[Rows from a figure dataset]
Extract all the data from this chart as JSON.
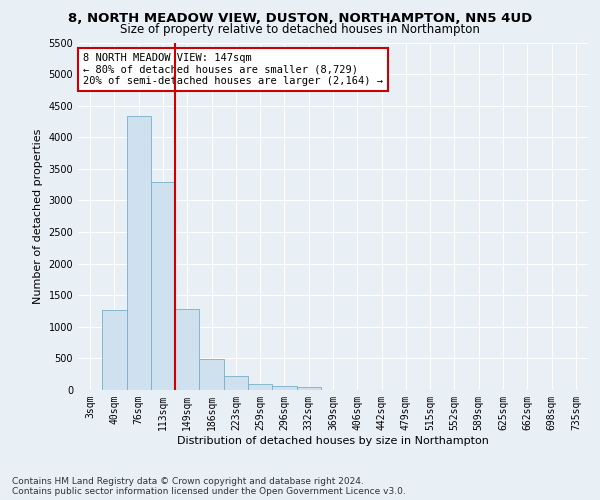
{
  "title": "8, NORTH MEADOW VIEW, DUSTON, NORTHAMPTON, NN5 4UD",
  "subtitle": "Size of property relative to detached houses in Northampton",
  "xlabel": "Distribution of detached houses by size in Northampton",
  "ylabel": "Number of detached properties",
  "bin_labels": [
    "3sqm",
    "40sqm",
    "76sqm",
    "113sqm",
    "149sqm",
    "186sqm",
    "223sqm",
    "259sqm",
    "296sqm",
    "332sqm",
    "369sqm",
    "406sqm",
    "442sqm",
    "479sqm",
    "515sqm",
    "552sqm",
    "589sqm",
    "625sqm",
    "662sqm",
    "698sqm",
    "735sqm"
  ],
  "bar_values": [
    0,
    1270,
    4330,
    3300,
    1280,
    490,
    215,
    90,
    60,
    50,
    0,
    0,
    0,
    0,
    0,
    0,
    0,
    0,
    0,
    0,
    0
  ],
  "bar_color": "#cfe0ee",
  "bar_edge_color": "#7aaec8",
  "vline_index": 4,
  "vline_color": "#cc0000",
  "annotation_text": "8 NORTH MEADOW VIEW: 147sqm\n← 80% of detached houses are smaller (8,729)\n20% of semi-detached houses are larger (2,164) →",
  "annotation_box_color": "#ffffff",
  "annotation_box_edge_color": "#cc0000",
  "ylim": [
    0,
    5500
  ],
  "yticks": [
    0,
    500,
    1000,
    1500,
    2000,
    2500,
    3000,
    3500,
    4000,
    4500,
    5000,
    5500
  ],
  "footnote": "Contains HM Land Registry data © Crown copyright and database right 2024.\nContains public sector information licensed under the Open Government Licence v3.0.",
  "bg_color": "#e8eff5",
  "grid_color": "#ffffff",
  "title_fontsize": 9.5,
  "subtitle_fontsize": 8.5,
  "ylabel_fontsize": 8,
  "xlabel_fontsize": 8,
  "tick_fontsize": 7,
  "annotation_fontsize": 7.5,
  "footnote_fontsize": 6.5
}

*What you will do*: In the listing, find every line with the word "houses" and state how many there are, nothing more.

*Complete response*: 3